[Extracted data entries]
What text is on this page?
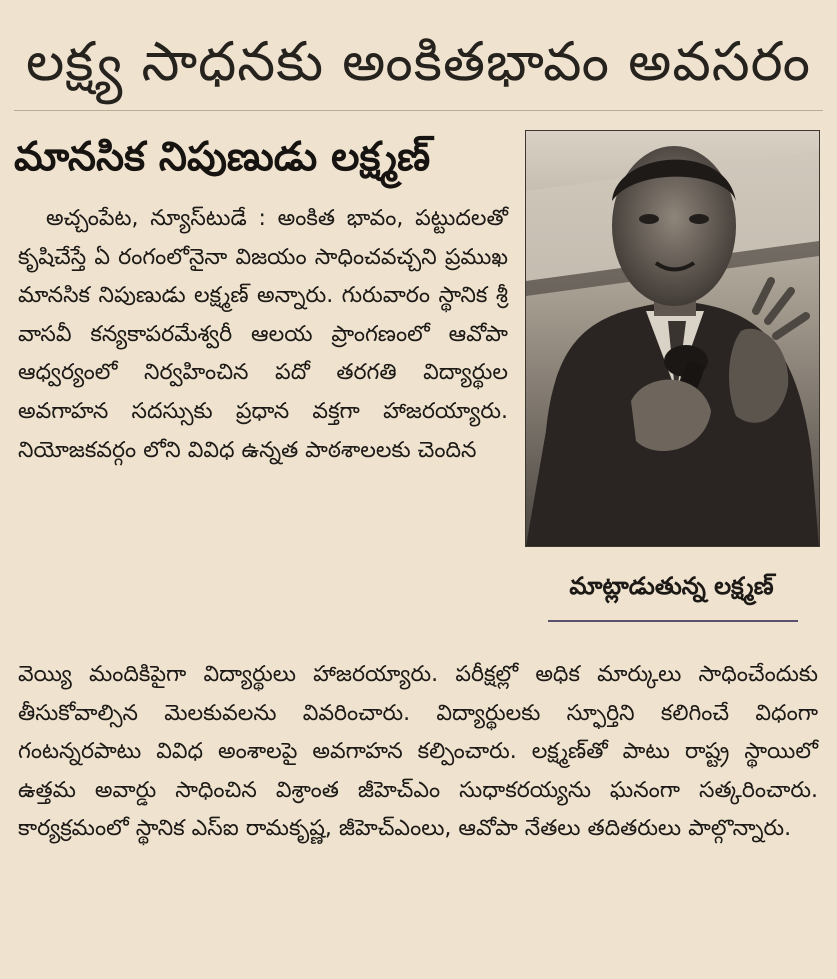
లక్ష్య సాధనకు అంకితభావం అవసరం
మానసిక నిపుణుడు లక్ష్మణ్

అచ్చంపేట, న్యూస్‌టుడే : అంకిత భావం, పట్టుదలతో కృషిచేస్తే ఏ రంగంలోనైనా విజయం సాధించవచ్చని ప్రముఖ మానసిక నిపుణుడు లక్ష్మణ్ అన్నారు. గురువారం స్థానిక శ్రీ వాసవీ కన్యకాపరమేశ్వరీ ఆలయ ప్రాంగణంలో ఆవోపా ఆధ్వర్యంలో నిర్వహించిన పదో తరగతి విద్యార్థుల అవగాహన సదస్సుకు ప్రధాన వక్తగా హాజరయ్యారు. నియోజకవర్గం లోని వివిధ ఉన్నత పాఠశాలలకు చెందిన

మాట్లాడుతున్న లక్ష్మణ్

వెయ్యి మందికిపైగా విద్యార్థులు హాజరయ్యారు. పరీక్షల్లో అధిక మార్కులు సాధించేందుకు తీసుకోవాల్సిన మెలకువలను వివరించారు. విద్యార్థులకు స్ఫూర్తిని కలిగించే విధంగా గంటన్నరపాటు వివిధ అంశాలపై అవగాహన కల్పించారు. లక్ష్మణ్‌తో పాటు రాష్ట్ర స్థాయిలో ఉత్తమ అవార్డు సాధించిన విశ్రాంత జీహెచ్ఎం సుధాకరయ్యను ఘనంగా సత్కరించారు. కార్యక్రమంలో స్థానిక ఎస్ఐ రామకృష్ణ, జీహెచ్ఎంలు, ఆవోపా నేతలు తదితరులు పాల్గొన్నారు.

Task objective:
Transcribe the material exactly, and leave out whatever pictures it holds.

Solution below:
What text is on this page?
లక్ష్య సాధనకు అంకితభావం అవసరం
మానసిక నిపుణుడు లక్ష్మణ్

అచ్చంపేట, న్యూస్‌టుడే : అంకిత భావం, పట్టుదలతో కృషిచేస్తే ఏ రంగంలోనైనా విజయం సాధించవచ్చని ప్రముఖ మానసిక నిపుణుడు లక్ష్మణ్ అన్నారు. గురువారం స్థానిక శ్రీ వాసవీ కన్యకాపరమేశ్వరీ ఆలయ ప్రాంగణంలో ఆవోపా ఆధ్వర్యంలో నిర్వహించిన పదో తరగతి విద్యార్థుల అవగాహన సదస్సుకు ప్రధాన వక్తగా హాజరయ్యారు. నియోజకవర్గం లోని వివిధ ఉన్నత పాఠశాలలకు చెందిన

మాట్లాడుతున్న లక్ష్మణ్

వెయ్యి మందికిపైగా విద్యార్థులు హాజరయ్యారు. పరీక్షల్లో అధిక మార్కులు సాధించేందుకు తీసుకోవాల్సిన మెలకువలను వివరించారు. విద్యార్థులకు స్ఫూర్తిని కలిగించే విధంగా గంటన్నరపాటు వివిధ అంశాలపై అవగాహన కల్పించారు. లక్ష్మణ్‌తో పాటు రాష్ట్ర స్థాయిలో ఉత్తమ అవార్డు సాధించిన విశ్రాంత జీహెచ్ఎం సుధాకరయ్యను ఘనంగా సత్కరించారు. కార్యక్రమంలో స్థానిక ఎస్ఐ రామకృష్ణ, జీహెచ్ఎంలు, ఆవోపా నేతలు తదితరులు పాల్గొన్నారు.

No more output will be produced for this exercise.